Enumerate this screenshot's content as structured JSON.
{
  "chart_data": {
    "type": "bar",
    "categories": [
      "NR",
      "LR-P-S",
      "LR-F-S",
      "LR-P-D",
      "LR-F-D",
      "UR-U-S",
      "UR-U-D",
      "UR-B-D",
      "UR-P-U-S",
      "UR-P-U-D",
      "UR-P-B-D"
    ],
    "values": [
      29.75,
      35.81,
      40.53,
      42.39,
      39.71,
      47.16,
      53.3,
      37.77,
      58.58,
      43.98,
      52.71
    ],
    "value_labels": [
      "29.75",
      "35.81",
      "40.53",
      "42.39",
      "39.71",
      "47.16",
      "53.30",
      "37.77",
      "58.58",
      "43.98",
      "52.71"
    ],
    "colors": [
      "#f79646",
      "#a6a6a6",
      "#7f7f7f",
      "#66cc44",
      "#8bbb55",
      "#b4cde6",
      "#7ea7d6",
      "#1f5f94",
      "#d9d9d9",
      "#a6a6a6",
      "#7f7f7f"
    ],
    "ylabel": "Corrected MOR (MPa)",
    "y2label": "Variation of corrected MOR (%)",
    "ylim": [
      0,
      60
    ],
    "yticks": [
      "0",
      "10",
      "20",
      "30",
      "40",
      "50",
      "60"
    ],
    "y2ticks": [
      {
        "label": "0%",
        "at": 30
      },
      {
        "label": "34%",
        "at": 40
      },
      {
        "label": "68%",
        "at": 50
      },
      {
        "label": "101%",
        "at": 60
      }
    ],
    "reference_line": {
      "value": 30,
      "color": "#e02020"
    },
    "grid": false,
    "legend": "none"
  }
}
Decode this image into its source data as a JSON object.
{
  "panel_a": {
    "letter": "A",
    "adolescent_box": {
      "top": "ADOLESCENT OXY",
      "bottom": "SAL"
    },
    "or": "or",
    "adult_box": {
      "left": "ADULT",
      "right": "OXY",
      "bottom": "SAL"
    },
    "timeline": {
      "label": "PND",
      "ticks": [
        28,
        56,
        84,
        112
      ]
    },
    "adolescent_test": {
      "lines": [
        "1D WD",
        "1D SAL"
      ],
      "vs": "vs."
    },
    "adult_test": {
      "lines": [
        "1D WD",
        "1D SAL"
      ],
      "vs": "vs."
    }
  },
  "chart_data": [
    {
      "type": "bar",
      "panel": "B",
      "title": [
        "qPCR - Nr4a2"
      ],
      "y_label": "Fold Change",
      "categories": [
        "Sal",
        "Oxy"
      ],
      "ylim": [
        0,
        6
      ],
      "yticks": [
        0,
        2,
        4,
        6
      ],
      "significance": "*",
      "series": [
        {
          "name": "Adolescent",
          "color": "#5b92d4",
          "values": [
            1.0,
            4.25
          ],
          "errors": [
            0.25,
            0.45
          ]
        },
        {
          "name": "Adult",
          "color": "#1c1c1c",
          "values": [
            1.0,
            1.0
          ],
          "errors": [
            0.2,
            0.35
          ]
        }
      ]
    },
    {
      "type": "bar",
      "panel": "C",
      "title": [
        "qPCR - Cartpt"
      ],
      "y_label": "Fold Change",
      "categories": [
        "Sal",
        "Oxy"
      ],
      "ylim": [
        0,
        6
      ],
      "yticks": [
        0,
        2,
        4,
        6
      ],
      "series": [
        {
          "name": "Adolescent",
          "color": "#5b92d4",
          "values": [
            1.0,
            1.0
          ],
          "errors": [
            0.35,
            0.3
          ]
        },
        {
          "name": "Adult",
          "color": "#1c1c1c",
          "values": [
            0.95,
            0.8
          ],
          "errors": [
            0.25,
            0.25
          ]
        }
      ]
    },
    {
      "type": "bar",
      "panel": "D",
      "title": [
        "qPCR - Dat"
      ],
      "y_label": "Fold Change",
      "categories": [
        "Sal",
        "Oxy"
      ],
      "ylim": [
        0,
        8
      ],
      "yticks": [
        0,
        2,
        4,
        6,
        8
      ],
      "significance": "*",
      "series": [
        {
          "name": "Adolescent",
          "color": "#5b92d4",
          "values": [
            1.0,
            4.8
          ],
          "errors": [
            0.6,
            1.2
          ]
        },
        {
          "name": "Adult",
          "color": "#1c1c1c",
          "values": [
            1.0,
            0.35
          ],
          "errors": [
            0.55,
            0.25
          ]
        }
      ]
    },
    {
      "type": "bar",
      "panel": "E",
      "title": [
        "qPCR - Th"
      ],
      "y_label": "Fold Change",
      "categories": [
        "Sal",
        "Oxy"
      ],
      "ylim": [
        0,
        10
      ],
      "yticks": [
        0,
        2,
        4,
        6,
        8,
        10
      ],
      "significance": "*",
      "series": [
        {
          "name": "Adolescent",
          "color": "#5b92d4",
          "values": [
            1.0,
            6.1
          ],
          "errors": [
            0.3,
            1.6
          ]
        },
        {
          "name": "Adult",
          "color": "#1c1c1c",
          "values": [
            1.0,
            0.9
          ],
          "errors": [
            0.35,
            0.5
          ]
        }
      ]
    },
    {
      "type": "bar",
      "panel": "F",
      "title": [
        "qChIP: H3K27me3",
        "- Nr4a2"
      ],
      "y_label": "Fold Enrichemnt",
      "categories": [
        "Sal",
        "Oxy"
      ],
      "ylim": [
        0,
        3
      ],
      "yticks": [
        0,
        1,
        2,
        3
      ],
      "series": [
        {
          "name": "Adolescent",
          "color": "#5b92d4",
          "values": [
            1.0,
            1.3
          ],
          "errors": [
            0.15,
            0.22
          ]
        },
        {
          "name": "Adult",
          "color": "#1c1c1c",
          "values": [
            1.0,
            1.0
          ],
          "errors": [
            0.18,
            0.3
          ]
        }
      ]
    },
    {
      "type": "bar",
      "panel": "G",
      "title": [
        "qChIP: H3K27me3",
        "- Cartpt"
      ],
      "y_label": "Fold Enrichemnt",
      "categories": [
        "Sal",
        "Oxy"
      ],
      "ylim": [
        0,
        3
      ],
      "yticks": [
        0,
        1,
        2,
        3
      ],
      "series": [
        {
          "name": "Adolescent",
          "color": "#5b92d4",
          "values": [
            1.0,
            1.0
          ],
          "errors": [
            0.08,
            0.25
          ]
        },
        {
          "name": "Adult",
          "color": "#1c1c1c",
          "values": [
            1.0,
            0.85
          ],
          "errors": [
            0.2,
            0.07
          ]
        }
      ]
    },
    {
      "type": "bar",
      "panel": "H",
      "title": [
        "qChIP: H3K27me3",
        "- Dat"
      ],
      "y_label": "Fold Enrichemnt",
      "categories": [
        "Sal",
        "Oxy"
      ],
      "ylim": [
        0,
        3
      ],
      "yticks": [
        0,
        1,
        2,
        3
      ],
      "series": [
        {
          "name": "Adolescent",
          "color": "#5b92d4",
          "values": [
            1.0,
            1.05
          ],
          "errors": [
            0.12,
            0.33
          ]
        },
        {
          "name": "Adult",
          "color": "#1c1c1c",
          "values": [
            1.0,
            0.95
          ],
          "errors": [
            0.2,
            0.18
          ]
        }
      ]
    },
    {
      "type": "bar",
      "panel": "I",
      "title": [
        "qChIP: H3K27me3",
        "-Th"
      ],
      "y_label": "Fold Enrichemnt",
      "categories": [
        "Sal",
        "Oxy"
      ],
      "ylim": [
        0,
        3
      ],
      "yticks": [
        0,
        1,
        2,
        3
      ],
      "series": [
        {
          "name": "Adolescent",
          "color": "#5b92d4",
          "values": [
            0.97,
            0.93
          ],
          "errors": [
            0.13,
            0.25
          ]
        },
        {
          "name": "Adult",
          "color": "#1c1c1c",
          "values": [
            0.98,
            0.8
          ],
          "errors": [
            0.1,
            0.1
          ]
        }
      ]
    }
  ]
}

• [TO BE DONE]: Write out all records exactly, keeping every detail.

• [ANSWER BELOW]:
Enumerate this screenshot's content as structured JSON.
{
  "chart_data": {
    "type": "bar",
    "categories": [
      "NR",
      "LR-P-S",
      "LR-F-S",
      "LR-P-D",
      "LR-F-D",
      "UR-U-S",
      "UR-U-D",
      "UR-B-D",
      "UR-P-U-S",
      "UR-P-U-D",
      "UR-P-B-D"
    ],
    "values": [
      29.75,
      35.81,
      40.53,
      42.39,
      39.71,
      47.16,
      53.3,
      37.77,
      58.58,
      43.98,
      52.71
    ],
    "value_labels": [
      "29.75",
      "35.81",
      "40.53",
      "42.39",
      "39.71",
      "47.16",
      "53.30",
      "37.77",
      "58.58",
      "43.98",
      "52.71"
    ],
    "colors": [
      "#f79646",
      "#a6a6a6",
      "#7f7f7f",
      "#66cc44",
      "#8bbb55",
      "#b4cde6",
      "#7ea7d6",
      "#1f5f94",
      "#d9d9d9",
      "#a6a6a6",
      "#7f7f7f"
    ],
    "ylabel": "Corrected MOR (MPa)",
    "y2label": "Variation of corrected MOR (%)",
    "ylim": [
      0,
      60
    ],
    "yticks": [
      "0",
      "10",
      "20",
      "30",
      "40",
      "50",
      "60"
    ],
    "y2ticks": [
      {
        "label": "0%",
        "at": 30
      },
      {
        "label": "34%",
        "at": 40
      },
      {
        "label": "68%",
        "at": 50
      },
      {
        "label": "101%",
        "at": 60
      }
    ],
    "reference_line": {
      "value": 30,
      "color": "#e02020"
    },
    "grid": false,
    "legend": "none"
  }
}
Decode this image into its source data as a JSON object.
{
  "panel_a": {
    "letter": "A",
    "adolescent_box": {
      "top": "ADOLESCENT OXY",
      "bottom": "SAL"
    },
    "or": "or",
    "adult_box": {
      "left": "ADULT",
      "right": "OXY",
      "bottom": "SAL"
    },
    "timeline": {
      "label": "PND",
      "ticks": [
        28,
        56,
        84,
        112
      ]
    },
    "adolescent_test": {
      "lines": [
        "1D WD",
        "1D SAL"
      ],
      "vs": "vs."
    },
    "adult_test": {
      "lines": [
        "1D WD",
        "1D SAL"
      ],
      "vs": "vs."
    }
  },
  "chart_data": [
    {
      "type": "bar",
      "panel": "B",
      "title": [
        "qPCR - Nr4a2"
      ],
      "y_label": "Fold Change",
      "categories": [
        "Sal",
        "Oxy"
      ],
      "ylim": [
        0,
        6
      ],
      "yticks": [
        0,
        2,
        4,
        6
      ],
      "significance": "*",
      "series": [
        {
          "name": "Adolescent",
          "color": "#5b92d4",
          "values": [
            1.0,
            4.25
          ],
          "errors": [
            0.25,
            0.45
          ]
        },
        {
          "name": "Adult",
          "color": "#1c1c1c",
          "values": [
            1.0,
            1.0
          ],
          "errors": [
            0.2,
            0.35
          ]
        }
      ]
    },
    {
      "type": "bar",
      "panel": "C",
      "title": [
        "qPCR - Cartpt"
      ],
      "y_label": "Fold Change",
      "categories": [
        "Sal",
        "Oxy"
      ],
      "ylim": [
        0,
        6
      ],
      "yticks": [
        0,
        2,
        4,
        6
      ],
      "series": [
        {
          "name": "Adolescent",
          "color": "#5b92d4",
          "values": [
            1.0,
            1.0
          ],
          "errors": [
            0.35,
            0.3
          ]
        },
        {
          "name": "Adult",
          "color": "#1c1c1c",
          "values": [
            0.95,
            0.8
          ],
          "errors": [
            0.25,
            0.25
          ]
        }
      ]
    },
    {
      "type": "bar",
      "panel": "D",
      "title": [
        "qPCR - Dat"
      ],
      "y_label": "Fold Change",
      "categories": [
        "Sal",
        "Oxy"
      ],
      "ylim": [
        0,
        8
      ],
      "yticks": [
        0,
        2,
        4,
        6,
        8
      ],
      "significance": "*",
      "series": [
        {
          "name": "Adolescent",
          "color": "#5b92d4",
          "values": [
            1.0,
            4.8
          ],
          "errors": [
            0.6,
            1.2
          ]
        },
        {
          "name": "Adult",
          "color": "#1c1c1c",
          "values": [
            1.0,
            0.35
          ],
          "errors": [
            0.55,
            0.25
          ]
        }
      ]
    },
    {
      "type": "bar",
      "panel": "E",
      "title": [
        "qPCR - Th"
      ],
      "y_label": "Fold Change",
      "categories": [
        "Sal",
        "Oxy"
      ],
      "ylim": [
        0,
        10
      ],
      "yticks": [
        0,
        2,
        4,
        6,
        8,
        10
      ],
      "significance": "*",
      "series": [
        {
          "name": "Adolescent",
          "color": "#5b92d4",
          "values": [
            1.0,
            6.1
          ],
          "errors": [
            0.3,
            1.6
          ]
        },
        {
          "name": "Adult",
          "color": "#1c1c1c",
          "values": [
            1.0,
            0.9
          ],
          "errors": [
            0.35,
            0.5
          ]
        }
      ]
    },
    {
      "type": "bar",
      "panel": "F",
      "title": [
        "qChIP: H3K27me3",
        "- Nr4a2"
      ],
      "y_label": "Fold Enrichemnt",
      "categories": [
        "Sal",
        "Oxy"
      ],
      "ylim": [
        0,
        3
      ],
      "yticks": [
        0,
        1,
        2,
        3
      ],
      "series": [
        {
          "name": "Adolescent",
          "color": "#5b92d4",
          "values": [
            1.0,
            1.3
          ],
          "errors": [
            0.15,
            0.22
          ]
        },
        {
          "name": "Adult",
          "color": "#1c1c1c",
          "values": [
            1.0,
            1.0
          ],
          "errors": [
            0.18,
            0.3
          ]
        }
      ]
    },
    {
      "type": "bar",
      "panel": "G",
      "title": [
        "qChIP: H3K27me3",
        "- Cartpt"
      ],
      "y_label": "Fold Enrichemnt",
      "categories": [
        "Sal",
        "Oxy"
      ],
      "ylim": [
        0,
        3
      ],
      "yticks": [
        0,
        1,
        2,
        3
      ],
      "series": [
        {
          "name": "Adolescent",
          "color": "#5b92d4",
          "values": [
            1.0,
            1.0
          ],
          "errors": [
            0.08,
            0.25
          ]
        },
        {
          "name": "Adult",
          "color": "#1c1c1c",
          "values": [
            1.0,
            0.85
          ],
          "errors": [
            0.2,
            0.07
          ]
        }
      ]
    },
    {
      "type": "bar",
      "panel": "H",
      "title": [
        "qChIP: H3K27me3",
        "- Dat"
      ],
      "y_label": "Fold Enrichemnt",
      "categories": [
        "Sal",
        "Oxy"
      ],
      "ylim": [
        0,
        3
      ],
      "yticks": [
        0,
        1,
        2,
        3
      ],
      "series": [
        {
          "name": "Adolescent",
          "color": "#5b92d4",
          "values": [
            1.0,
            1.05
          ],
          "errors": [
            0.12,
            0.33
          ]
        },
        {
          "name": "Adult",
          "color": "#1c1c1c",
          "values": [
            1.0,
            0.95
          ],
          "errors": [
            0.2,
            0.18
          ]
        }
      ]
    },
    {
      "type": "bar",
      "panel": "I",
      "title": [
        "qChIP: H3K27me3",
        "-Th"
      ],
      "y_label": "Fold Enrichemnt",
      "categories": [
        "Sal",
        "Oxy"
      ],
      "ylim": [
        0,
        3
      ],
      "yticks": [
        0,
        1,
        2,
        3
      ],
      "series": [
        {
          "name": "Adolescent",
          "color": "#5b92d4",
          "values": [
            0.97,
            0.93
          ],
          "errors": [
            0.13,
            0.25
          ]
        },
        {
          "name": "Adult",
          "color": "#1c1c1c",
          "values": [
            0.98,
            0.8
          ],
          "errors": [
            0.1,
            0.1
          ]
        }
      ]
    }
  ]
}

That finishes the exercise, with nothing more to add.